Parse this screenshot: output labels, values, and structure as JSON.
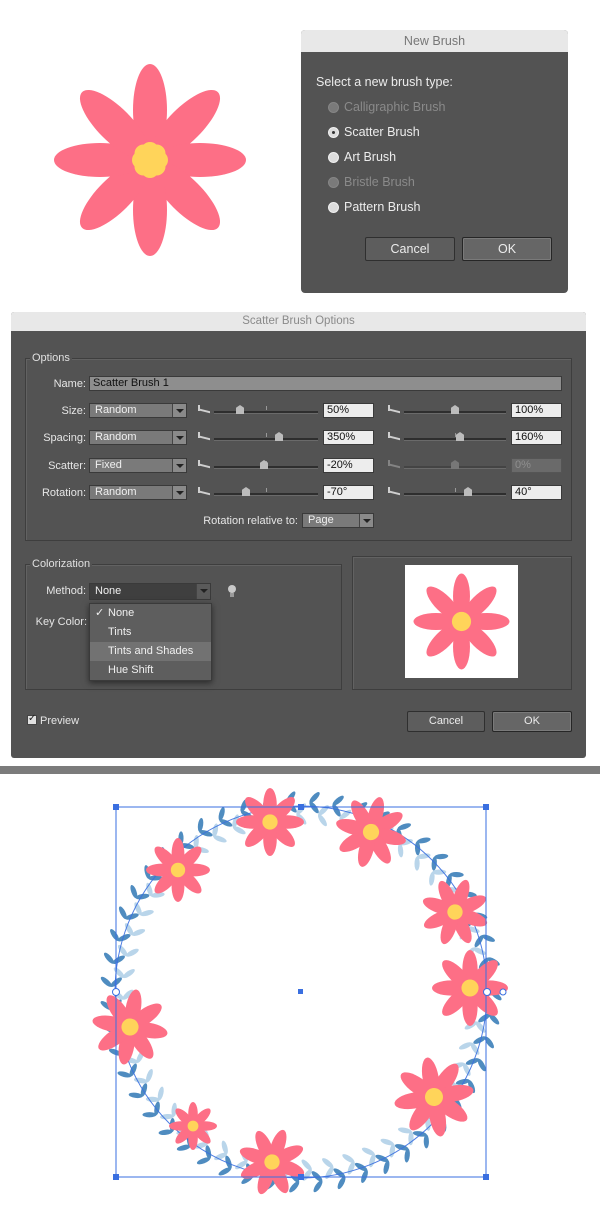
{
  "new_brush": {
    "title": "New Brush",
    "prompt": "Select a new brush type:",
    "options": [
      {
        "label": "Calligraphic Brush",
        "state": "disabled"
      },
      {
        "label": "Scatter Brush",
        "state": "selected"
      },
      {
        "label": "Art Brush",
        "state": "normal"
      },
      {
        "label": "Bristle Brush",
        "state": "disabled"
      },
      {
        "label": "Pattern Brush",
        "state": "normal"
      }
    ],
    "cancel_label": "Cancel",
    "ok_label": "OK"
  },
  "scatter_options": {
    "title": "Scatter Brush Options",
    "options_group": "Options",
    "name_label": "Name:",
    "name_value": "Scatter Brush 1",
    "rows": [
      {
        "label": "Size:",
        "mode": "Random",
        "min": "50%",
        "max": "100%",
        "min_pos": 0.25,
        "max_pos": 0.5
      },
      {
        "label": "Spacing:",
        "mode": "Random",
        "min": "350%",
        "max": "160%",
        "min_pos": 0.62,
        "max_pos": 0.55
      },
      {
        "label": "Scatter:",
        "mode": "Fixed",
        "min": "-20%",
        "max": "0%",
        "min_pos": 0.45,
        "max_pos": 0.5
      },
      {
        "label": "Rotation:",
        "mode": "Random",
        "min": "-70°",
        "max": "40°",
        "min_pos": 0.3,
        "max_pos": 0.62
      }
    ],
    "rotation_relative_label": "Rotation relative to:",
    "rotation_relative_value": "Page",
    "colorization_group": "Colorization",
    "method_label": "Method:",
    "method_value": "None",
    "key_color_label": "Key Color:",
    "method_menu": [
      {
        "label": "None",
        "checked": true
      },
      {
        "label": "Tints",
        "checked": false
      },
      {
        "label": "Tints and Shades",
        "checked": false,
        "highlighted": true
      },
      {
        "label": "Hue Shift",
        "checked": false
      }
    ],
    "preview_label": "Preview",
    "cancel_label": "Cancel",
    "ok_label": "OK"
  },
  "colors": {
    "petal": "#fd6f86",
    "center": "#ffd45a",
    "leaf_dark": "#4f8cc0",
    "leaf_light": "#b9d5ea",
    "selection": "#3a6fe0"
  }
}
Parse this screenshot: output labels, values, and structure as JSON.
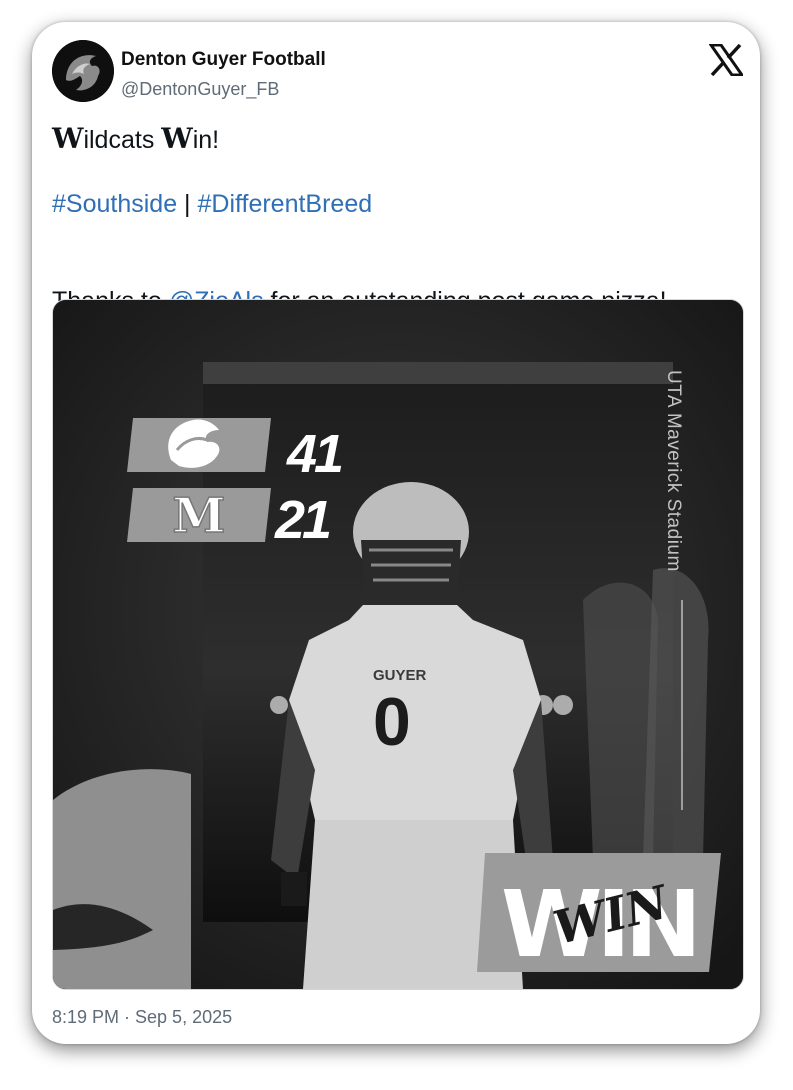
{
  "account": {
    "name": "Denton Guyer Football",
    "handle": "@DentonGuyer_FB",
    "avatar_icon": "wildcat-logo-icon"
  },
  "brand_icon": "x-logo-icon",
  "tweet": {
    "line1_cap1": "W",
    "line1_mid": "ildcats ",
    "line1_cap2": "W",
    "line1_end": "in!",
    "hashtag1": "#Southside",
    "separator": " | ",
    "hashtag2": "#DifferentBreed",
    "line3_start": "Thanks to ",
    "mention": "@ZioAls",
    "line3_end": " for an outstanding post game pizza!"
  },
  "media": {
    "home_score": "41",
    "away_score": "21",
    "stadium": "UTA Maverick Stadium",
    "jersey_text": "GUYER",
    "jersey_number": "0",
    "result_big": "WIN",
    "result_script": "WIN"
  },
  "timestamp": "8:19 PM · Sep 5, 2025",
  "colors": {
    "link": "#2f6fb5",
    "text": "#0f1419",
    "muted": "#5f6b76"
  }
}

^^^^

**Given task:** Quote every line word for word and keep the images out of the copy.

**Reply:**
Parse this screenshot: output labels, values, and structure as JSON.
{
  "new_brush": {
    "title": "New Brush",
    "prompt": "Select a new brush type:",
    "options": [
      {
        "label": "Calligraphic Brush",
        "state": "disabled"
      },
      {
        "label": "Scatter Brush",
        "state": "selected"
      },
      {
        "label": "Art Brush",
        "state": "normal"
      },
      {
        "label": "Bristle Brush",
        "state": "disabled"
      },
      {
        "label": "Pattern Brush",
        "state": "normal"
      }
    ],
    "cancel_label": "Cancel",
    "ok_label": "OK"
  },
  "scatter_options": {
    "title": "Scatter Brush Options",
    "options_group": "Options",
    "name_label": "Name:",
    "name_value": "Scatter Brush 1",
    "rows": [
      {
        "label": "Size:",
        "mode": "Random",
        "min": "50%",
        "max": "100%",
        "min_pos": 0.25,
        "max_pos": 0.5
      },
      {
        "label": "Spacing:",
        "mode": "Random",
        "min": "350%",
        "max": "160%",
        "min_pos": 0.62,
        "max_pos": 0.55
      },
      {
        "label": "Scatter:",
        "mode": "Fixed",
        "min": "-20%",
        "max": "0%",
        "min_pos": 0.45,
        "max_pos": 0.5
      },
      {
        "label": "Rotation:",
        "mode": "Random",
        "min": "-70°",
        "max": "40°",
        "min_pos": 0.3,
        "max_pos": 0.62
      }
    ],
    "rotation_relative_label": "Rotation relative to:",
    "rotation_relative_value": "Page",
    "colorization_group": "Colorization",
    "method_label": "Method:",
    "method_value": "None",
    "key_color_label": "Key Color:",
    "method_menu": [
      {
        "label": "None",
        "checked": true
      },
      {
        "label": "Tints",
        "checked": false
      },
      {
        "label": "Tints and Shades",
        "checked": false,
        "highlighted": true
      },
      {
        "label": "Hue Shift",
        "checked": false
      }
    ],
    "preview_label": "Preview",
    "cancel_label": "Cancel",
    "ok_label": "OK"
  },
  "colors": {
    "petal": "#fd6f86",
    "center": "#ffd45a",
    "leaf_dark": "#4f8cc0",
    "leaf_light": "#b9d5ea",
    "selection": "#3a6fe0"
  }
}
Parse this screenshot: output labels, values, and structure as JSON.
{
  "account": {
    "name": "Denton Guyer Football",
    "handle": "@DentonGuyer_FB",
    "avatar_icon": "wildcat-logo-icon"
  },
  "brand_icon": "x-logo-icon",
  "tweet": {
    "line1_cap1": "W",
    "line1_mid": "ildcats ",
    "line1_cap2": "W",
    "line1_end": "in!",
    "hashtag1": "#Southside",
    "separator": " | ",
    "hashtag2": "#DifferentBreed",
    "line3_start": "Thanks to ",
    "mention": "@ZioAls",
    "line3_end": " for an outstanding post game pizza!"
  },
  "media": {
    "home_score": "41",
    "away_score": "21",
    "stadium": "UTA Maverick Stadium",
    "jersey_text": "GUYER",
    "jersey_number": "0",
    "result_big": "WIN",
    "result_script": "WIN"
  },
  "timestamp": "8:19 PM · Sep 5, 2025",
  "colors": {
    "link": "#2f6fb5",
    "text": "#0f1419",
    "muted": "#5f6b76"
  }
}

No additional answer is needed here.